## PROBLEM TO WORK ON
Update the data below by replacing every "marker-stroke" with "marker-outline" and keeping everything else the same. Omit the pictures from your answer.

━━━━━ THE DATA ━━━━━

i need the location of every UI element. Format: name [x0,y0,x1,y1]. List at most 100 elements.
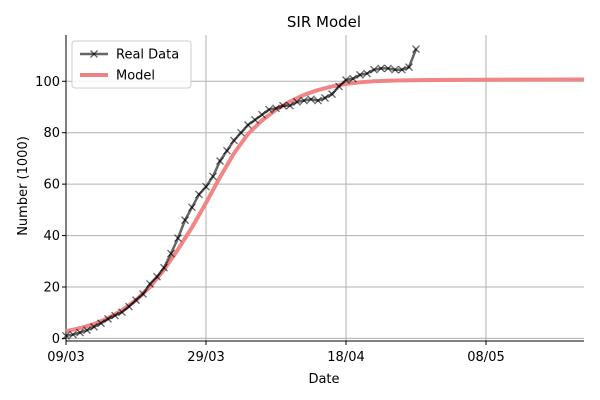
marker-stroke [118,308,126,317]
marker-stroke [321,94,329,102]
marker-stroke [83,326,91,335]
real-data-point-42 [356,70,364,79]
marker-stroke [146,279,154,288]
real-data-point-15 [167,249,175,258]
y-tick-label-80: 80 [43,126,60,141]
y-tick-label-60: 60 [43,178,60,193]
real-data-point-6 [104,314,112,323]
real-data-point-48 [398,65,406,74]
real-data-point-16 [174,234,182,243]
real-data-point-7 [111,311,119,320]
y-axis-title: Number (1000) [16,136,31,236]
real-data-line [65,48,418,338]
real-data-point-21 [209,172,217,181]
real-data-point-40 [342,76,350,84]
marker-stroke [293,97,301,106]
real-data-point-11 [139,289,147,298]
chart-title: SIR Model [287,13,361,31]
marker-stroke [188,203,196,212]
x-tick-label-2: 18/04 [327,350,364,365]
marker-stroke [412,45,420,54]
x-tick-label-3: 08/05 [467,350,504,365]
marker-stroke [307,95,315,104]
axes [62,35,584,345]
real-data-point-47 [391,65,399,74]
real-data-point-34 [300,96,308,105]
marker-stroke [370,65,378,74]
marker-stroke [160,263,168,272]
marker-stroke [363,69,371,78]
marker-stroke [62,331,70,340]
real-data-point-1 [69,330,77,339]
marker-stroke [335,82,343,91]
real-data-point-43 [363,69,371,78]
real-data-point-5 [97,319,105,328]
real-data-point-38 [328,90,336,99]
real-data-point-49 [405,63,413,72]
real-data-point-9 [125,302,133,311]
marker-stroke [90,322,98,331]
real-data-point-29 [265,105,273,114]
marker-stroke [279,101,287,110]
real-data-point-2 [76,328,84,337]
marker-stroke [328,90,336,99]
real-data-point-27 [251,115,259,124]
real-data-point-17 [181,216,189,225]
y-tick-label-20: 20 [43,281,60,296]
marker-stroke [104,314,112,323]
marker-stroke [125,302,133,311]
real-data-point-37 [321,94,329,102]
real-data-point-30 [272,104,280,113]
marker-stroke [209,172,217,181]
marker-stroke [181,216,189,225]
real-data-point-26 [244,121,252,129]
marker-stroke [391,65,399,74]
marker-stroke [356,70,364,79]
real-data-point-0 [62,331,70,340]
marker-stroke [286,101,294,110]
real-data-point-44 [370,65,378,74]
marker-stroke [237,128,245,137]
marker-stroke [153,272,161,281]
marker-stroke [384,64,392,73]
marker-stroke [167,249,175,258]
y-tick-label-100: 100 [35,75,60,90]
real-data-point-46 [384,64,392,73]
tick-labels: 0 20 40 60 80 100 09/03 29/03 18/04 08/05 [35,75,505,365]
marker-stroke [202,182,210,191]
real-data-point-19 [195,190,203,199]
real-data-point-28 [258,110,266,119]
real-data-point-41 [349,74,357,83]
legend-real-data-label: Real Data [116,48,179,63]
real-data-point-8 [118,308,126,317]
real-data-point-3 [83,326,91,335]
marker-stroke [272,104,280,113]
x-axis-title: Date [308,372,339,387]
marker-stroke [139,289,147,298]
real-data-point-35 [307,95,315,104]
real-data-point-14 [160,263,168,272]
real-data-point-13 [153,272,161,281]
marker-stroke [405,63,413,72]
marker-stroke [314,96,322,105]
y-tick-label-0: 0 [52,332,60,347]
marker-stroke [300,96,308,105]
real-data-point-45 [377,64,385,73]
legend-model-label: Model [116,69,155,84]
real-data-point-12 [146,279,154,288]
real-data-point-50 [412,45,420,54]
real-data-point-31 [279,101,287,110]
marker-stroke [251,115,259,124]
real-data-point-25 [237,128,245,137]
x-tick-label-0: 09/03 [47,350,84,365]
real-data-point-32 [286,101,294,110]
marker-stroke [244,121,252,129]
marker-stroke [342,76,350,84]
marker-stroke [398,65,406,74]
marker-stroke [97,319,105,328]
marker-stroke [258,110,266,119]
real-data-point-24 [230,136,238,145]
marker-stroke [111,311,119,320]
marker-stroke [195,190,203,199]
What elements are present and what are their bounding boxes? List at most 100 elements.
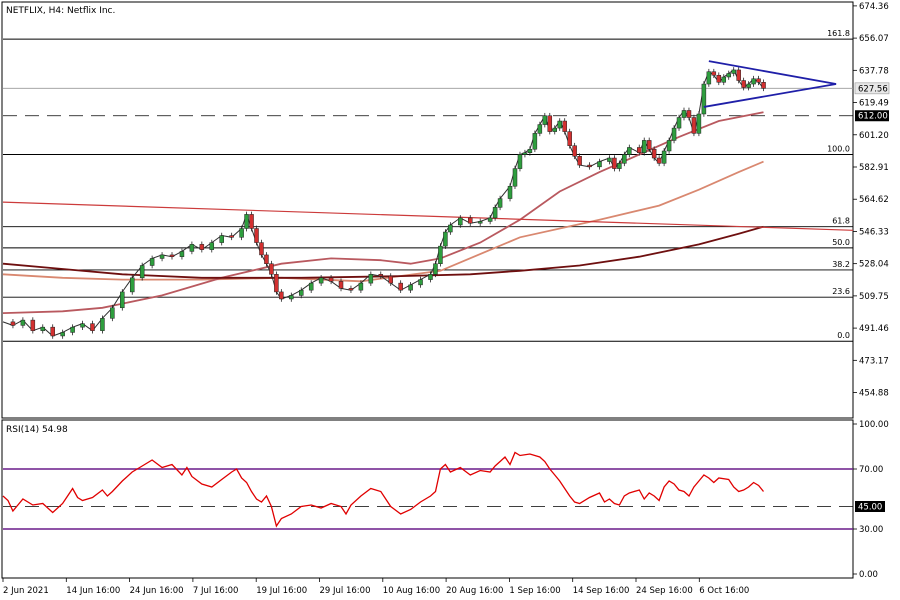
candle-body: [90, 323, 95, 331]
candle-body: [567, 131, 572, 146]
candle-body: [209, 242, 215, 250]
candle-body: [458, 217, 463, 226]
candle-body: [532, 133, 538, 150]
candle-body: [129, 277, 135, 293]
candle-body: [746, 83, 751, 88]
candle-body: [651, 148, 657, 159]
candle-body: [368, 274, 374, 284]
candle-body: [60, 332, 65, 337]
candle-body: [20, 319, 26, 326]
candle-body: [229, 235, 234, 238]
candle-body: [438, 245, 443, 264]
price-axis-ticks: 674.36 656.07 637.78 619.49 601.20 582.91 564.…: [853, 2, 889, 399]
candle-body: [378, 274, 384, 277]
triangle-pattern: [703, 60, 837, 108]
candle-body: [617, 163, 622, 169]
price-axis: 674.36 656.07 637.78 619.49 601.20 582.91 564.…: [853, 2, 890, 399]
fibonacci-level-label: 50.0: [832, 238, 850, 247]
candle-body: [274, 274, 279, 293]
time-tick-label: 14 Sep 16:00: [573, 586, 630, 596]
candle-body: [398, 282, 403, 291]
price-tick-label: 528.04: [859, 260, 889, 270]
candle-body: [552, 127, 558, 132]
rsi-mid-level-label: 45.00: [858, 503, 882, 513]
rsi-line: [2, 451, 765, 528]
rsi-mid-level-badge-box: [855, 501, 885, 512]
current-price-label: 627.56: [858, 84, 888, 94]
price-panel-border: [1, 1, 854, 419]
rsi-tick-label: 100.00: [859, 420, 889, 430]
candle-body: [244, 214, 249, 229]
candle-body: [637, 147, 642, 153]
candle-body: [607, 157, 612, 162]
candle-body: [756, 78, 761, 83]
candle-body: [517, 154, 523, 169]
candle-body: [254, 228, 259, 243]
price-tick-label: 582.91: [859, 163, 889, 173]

━━━━━

## ANSWER TO THIS TASK
i need the location of every UI element. Format: name [x0,y0,x1,y1]. List at most 100 elements.
marker-outline [118,308,126,317]
marker-outline [321,94,329,102]
marker-outline [83,326,91,335]
real-data-point-42 [356,70,364,79]
marker-outline [146,279,154,288]
real-data-point-15 [167,249,175,258]
y-tick-label-80: 80 [43,126,60,141]
y-tick-label-60: 60 [43,178,60,193]
real-data-point-6 [104,314,112,323]
real-data-point-48 [398,65,406,74]
real-data-point-16 [174,234,182,243]
real-data-point-7 [111,311,119,320]
y-axis-title: Number (1000) [16,136,31,236]
real-data-line [65,48,418,338]
real-data-point-21 [209,172,217,181]
real-data-point-40 [342,76,350,84]
marker-outline [293,97,301,106]
real-data-point-11 [139,289,147,298]
chart-title: SIR Model [287,13,361,31]
marker-outline [188,203,196,212]
x-tick-label-2: 18/04 [327,350,364,365]
marker-outline [412,45,420,54]
x-tick-label-3: 08/05 [467,350,504,365]
marker-outline [307,95,315,104]
axes [62,35,584,345]
real-data-point-47 [391,65,399,74]
real-data-point-34 [300,96,308,105]
marker-outline [370,65,378,74]
marker-outline [160,263,168,272]
marker-outline [363,69,371,78]
marker-outline [62,331,70,340]
real-data-point-1 [69,330,77,339]
marker-outline [335,82,343,91]
real-data-point-43 [363,69,371,78]
real-data-point-5 [97,319,105,328]
real-data-point-38 [328,90,336,99]
real-data-point-49 [405,63,413,72]
real-data-point-9 [125,302,133,311]
marker-outline [90,322,98,331]
real-data-point-29 [265,105,273,114]
marker-outline [279,101,287,110]
real-data-point-2 [76,328,84,337]
marker-outline [328,90,336,99]
real-data-point-27 [251,115,259,124]
real-data-point-17 [181,216,189,225]
y-tick-label-20: 20 [43,281,60,296]
marker-outline [104,314,112,323]
marker-outline [125,302,133,311]
real-data-point-37 [321,94,329,102]
real-data-point-30 [272,104,280,113]
marker-outline [209,172,217,181]
marker-outline [181,216,189,225]
real-data-point-26 [244,121,252,129]
marker-outline [391,65,399,74]
marker-outline [356,70,364,79]
real-data-point-0 [62,331,70,340]
marker-outline [286,101,294,110]
real-data-point-44 [370,65,378,74]
marker-outline [237,128,245,137]
marker-outline [153,272,161,281]
marker-outline [384,64,392,73]
marker-outline [167,249,175,258]
y-tick-label-100: 100 [35,75,60,90]
real-data-point-46 [384,64,392,73]
tick-labels: 0 20 40 60 80 100 09/03 29/03 18/04 08/05 [35,75,505,365]
marker-outline [202,182,210,191]
real-data-point-19 [195,190,203,199]
real-data-point-28 [258,110,266,119]
real-data-point-41 [349,74,357,83]
legend-real-data-label: Real Data [116,48,179,63]
real-data-point-8 [118,308,126,317]
real-data-point-3 [83,326,91,335]
marker-outline [272,104,280,113]
x-axis-title: Date [308,372,339,387]
marker-outline [139,289,147,298]
real-data-point-35 [307,95,315,104]
real-data-point-14 [160,263,168,272]
real-data-point-13 [153,272,161,281]
marker-outline [405,63,413,72]
marker-outline [314,96,322,105]
y-tick-label-0: 0 [52,332,60,347]
marker-outline [300,96,308,105]
real-data-point-45 [377,64,385,73]
legend-model-label: Model [116,69,155,84]
real-data-point-12 [146,279,154,288]
real-data-point-50 [412,45,420,54]
real-data-point-31 [279,101,287,110]
marker-outline [251,115,259,124]
real-data-point-25 [237,128,245,137]
x-tick-label-0: 09/03 [47,350,84,365]
real-data-point-32 [286,101,294,110]
marker-outline [244,121,252,129]
marker-outline [342,76,350,84]
marker-outline [398,65,406,74]
marker-outline [97,319,105,328]
marker-outline [258,110,266,119]
real-data-point-24 [230,136,238,145]
marker-outline [111,311,119,320]
marker-outline [195,190,203,199]
What elements are present and what are their bounding boxes? List at most 100 elements.
candle-body: [90, 323, 95, 331]
candle-body: [567, 131, 572, 146]
candle-body: [209, 242, 215, 250]
candle-body: [458, 217, 463, 226]
candle-body: [532, 133, 538, 150]
candle-body: [129, 277, 135, 293]
candle-body: [746, 83, 751, 88]
candle-body: [651, 148, 657, 159]
candle-body: [368, 274, 374, 284]
candle-body: [60, 332, 65, 337]
candle-body: [20, 319, 26, 326]
candle-body: [229, 235, 234, 238]
candle-body: [438, 245, 443, 264]
price-axis-ticks: 674.36 656.07 637.78 619.49 601.20 582.91 564.…: [853, 2, 889, 399]
candle-body: [378, 274, 384, 277]
triangle-pattern: [703, 60, 837, 108]
candle-body: [617, 163, 622, 169]
price-axis: 674.36 656.07 637.78 619.49 601.20 582.91 564.…: [853, 2, 890, 399]
fibonacci-level-label: 50.0: [832, 238, 850, 247]
candle-body: [274, 274, 279, 293]
time-tick-label: 14 Sep 16:00: [573, 586, 630, 596]
candle-body: [398, 282, 403, 291]
price-tick-label: 528.04: [859, 260, 889, 270]
candle-body: [552, 127, 558, 132]
rsi-mid-level-label: 45.00: [858, 503, 882, 513]
rsi-line: [2, 451, 765, 528]
rsi-mid-level-badge-box: [855, 501, 885, 512]
current-price-label: 627.56: [858, 84, 888, 94]
price-panel-border: [1, 1, 854, 419]
rsi-tick-label: 100.00: [859, 420, 889, 430]
candle-body: [244, 214, 249, 229]
candle-body: [637, 147, 642, 153]
candle-body: [607, 157, 612, 162]
candle-body: [756, 78, 761, 83]
candle-body: [517, 154, 523, 169]
candle-body: [254, 228, 259, 243]
price-tick-label: 582.91: [859, 163, 889, 173]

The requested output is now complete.